— Start —

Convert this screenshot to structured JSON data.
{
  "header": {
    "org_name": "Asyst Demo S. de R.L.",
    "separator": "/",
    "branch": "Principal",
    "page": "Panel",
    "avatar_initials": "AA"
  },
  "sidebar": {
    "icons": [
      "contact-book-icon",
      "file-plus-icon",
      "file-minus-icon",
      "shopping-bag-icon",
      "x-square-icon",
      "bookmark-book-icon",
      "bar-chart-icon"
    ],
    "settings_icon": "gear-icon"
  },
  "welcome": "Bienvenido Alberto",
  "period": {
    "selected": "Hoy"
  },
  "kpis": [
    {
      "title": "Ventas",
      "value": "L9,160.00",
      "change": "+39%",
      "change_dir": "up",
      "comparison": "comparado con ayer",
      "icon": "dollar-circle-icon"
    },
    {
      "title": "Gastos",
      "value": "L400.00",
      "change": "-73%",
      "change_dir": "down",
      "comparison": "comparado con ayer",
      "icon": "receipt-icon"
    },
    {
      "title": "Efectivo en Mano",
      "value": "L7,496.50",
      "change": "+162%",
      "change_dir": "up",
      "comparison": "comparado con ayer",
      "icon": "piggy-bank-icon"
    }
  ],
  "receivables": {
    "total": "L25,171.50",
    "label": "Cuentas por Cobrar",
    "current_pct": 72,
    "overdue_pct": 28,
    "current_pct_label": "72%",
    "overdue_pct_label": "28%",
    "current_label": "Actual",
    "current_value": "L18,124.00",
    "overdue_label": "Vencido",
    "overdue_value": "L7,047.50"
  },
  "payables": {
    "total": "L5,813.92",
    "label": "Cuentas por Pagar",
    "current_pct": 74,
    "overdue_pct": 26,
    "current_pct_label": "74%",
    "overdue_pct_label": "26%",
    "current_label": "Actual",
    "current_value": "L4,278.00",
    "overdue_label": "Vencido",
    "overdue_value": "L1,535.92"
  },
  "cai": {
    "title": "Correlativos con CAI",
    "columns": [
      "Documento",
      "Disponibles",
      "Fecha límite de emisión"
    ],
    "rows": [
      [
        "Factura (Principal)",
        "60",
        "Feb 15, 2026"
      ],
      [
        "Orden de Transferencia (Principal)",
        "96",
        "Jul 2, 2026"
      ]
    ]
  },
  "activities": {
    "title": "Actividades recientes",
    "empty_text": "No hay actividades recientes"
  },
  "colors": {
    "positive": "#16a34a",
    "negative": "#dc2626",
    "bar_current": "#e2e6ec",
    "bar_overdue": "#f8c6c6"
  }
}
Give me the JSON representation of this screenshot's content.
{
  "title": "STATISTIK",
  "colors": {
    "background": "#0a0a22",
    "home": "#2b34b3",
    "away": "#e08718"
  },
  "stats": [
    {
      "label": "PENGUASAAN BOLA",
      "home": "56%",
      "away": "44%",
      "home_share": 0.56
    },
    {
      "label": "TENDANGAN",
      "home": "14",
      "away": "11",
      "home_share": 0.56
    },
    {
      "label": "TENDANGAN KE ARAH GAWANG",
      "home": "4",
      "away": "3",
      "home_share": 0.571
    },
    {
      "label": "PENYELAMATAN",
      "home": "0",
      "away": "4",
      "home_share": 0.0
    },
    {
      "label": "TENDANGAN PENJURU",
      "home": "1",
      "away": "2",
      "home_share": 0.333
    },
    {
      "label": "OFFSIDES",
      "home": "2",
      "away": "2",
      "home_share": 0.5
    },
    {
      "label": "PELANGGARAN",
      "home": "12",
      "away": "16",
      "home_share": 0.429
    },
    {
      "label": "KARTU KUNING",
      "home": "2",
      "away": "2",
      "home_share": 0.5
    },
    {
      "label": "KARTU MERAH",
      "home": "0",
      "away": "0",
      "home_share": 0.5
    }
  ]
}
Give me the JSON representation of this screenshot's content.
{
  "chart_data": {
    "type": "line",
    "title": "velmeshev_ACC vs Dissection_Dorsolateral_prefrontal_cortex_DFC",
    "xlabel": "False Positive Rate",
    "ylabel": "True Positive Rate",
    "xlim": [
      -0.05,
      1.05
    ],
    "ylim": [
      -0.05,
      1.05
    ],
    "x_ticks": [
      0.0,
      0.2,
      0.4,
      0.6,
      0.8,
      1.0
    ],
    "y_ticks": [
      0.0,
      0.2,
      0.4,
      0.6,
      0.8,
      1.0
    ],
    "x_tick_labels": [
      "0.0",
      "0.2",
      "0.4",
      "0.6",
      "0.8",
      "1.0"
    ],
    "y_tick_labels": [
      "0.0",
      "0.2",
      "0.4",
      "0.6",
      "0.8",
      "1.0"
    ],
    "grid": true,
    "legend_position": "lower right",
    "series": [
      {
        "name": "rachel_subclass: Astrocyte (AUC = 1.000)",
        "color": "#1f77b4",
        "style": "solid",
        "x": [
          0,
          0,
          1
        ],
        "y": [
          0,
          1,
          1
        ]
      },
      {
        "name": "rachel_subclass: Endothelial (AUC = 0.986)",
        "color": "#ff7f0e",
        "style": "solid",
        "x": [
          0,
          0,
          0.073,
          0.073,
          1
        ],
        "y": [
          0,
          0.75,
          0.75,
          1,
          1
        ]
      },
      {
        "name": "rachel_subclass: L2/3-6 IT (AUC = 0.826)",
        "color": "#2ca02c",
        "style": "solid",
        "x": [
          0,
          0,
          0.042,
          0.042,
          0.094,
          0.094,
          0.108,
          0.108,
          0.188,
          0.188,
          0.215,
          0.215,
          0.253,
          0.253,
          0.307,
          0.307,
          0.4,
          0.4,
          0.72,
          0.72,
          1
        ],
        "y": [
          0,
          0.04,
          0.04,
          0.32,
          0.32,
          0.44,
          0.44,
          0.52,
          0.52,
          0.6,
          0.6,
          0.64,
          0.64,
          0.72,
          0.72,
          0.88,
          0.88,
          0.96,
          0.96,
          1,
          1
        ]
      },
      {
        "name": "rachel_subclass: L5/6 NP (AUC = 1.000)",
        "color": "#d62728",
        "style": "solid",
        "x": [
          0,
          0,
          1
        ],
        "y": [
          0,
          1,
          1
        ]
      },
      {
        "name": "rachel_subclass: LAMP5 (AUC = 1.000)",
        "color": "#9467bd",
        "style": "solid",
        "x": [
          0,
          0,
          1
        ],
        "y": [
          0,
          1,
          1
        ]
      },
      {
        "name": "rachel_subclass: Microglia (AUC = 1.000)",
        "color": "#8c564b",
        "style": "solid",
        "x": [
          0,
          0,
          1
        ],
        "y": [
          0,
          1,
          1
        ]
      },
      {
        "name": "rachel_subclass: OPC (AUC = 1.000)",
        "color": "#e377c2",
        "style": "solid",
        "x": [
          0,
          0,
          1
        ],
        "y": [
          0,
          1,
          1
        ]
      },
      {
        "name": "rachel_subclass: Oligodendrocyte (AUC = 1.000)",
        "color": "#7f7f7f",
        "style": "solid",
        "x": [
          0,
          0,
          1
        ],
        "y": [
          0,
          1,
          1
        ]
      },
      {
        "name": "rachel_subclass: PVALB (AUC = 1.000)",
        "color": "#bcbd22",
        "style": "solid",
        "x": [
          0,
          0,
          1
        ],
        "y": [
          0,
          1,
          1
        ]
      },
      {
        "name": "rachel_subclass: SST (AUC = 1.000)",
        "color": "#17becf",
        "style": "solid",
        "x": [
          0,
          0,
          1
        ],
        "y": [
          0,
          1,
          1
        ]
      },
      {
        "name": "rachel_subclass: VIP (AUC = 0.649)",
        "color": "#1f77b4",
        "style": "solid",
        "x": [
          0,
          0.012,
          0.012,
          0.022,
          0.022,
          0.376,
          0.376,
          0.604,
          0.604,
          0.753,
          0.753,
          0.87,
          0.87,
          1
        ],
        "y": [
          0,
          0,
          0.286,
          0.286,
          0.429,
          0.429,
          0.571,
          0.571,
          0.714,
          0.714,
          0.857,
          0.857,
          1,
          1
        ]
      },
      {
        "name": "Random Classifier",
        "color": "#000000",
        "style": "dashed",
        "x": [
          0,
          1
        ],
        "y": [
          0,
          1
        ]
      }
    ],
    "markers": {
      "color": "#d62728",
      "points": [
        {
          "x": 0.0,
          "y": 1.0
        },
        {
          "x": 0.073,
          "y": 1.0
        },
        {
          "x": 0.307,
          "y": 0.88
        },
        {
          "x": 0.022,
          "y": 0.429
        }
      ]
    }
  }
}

— End —

**Instruction:**
Filter the entries down to the lines with the word "title" in them.

**Task output:**
      "title": "Ventas",
      "title": "Gastos",
      "title": "Efectivo en Mano",
    "title": "Correlativos con CAI",
    "title": "Actividades recientes",
  "title": "STATISTIK",
    "title": "velmeshev_ACC vs Dissection_Dorsolateral_prefrontal_cortex_DFC",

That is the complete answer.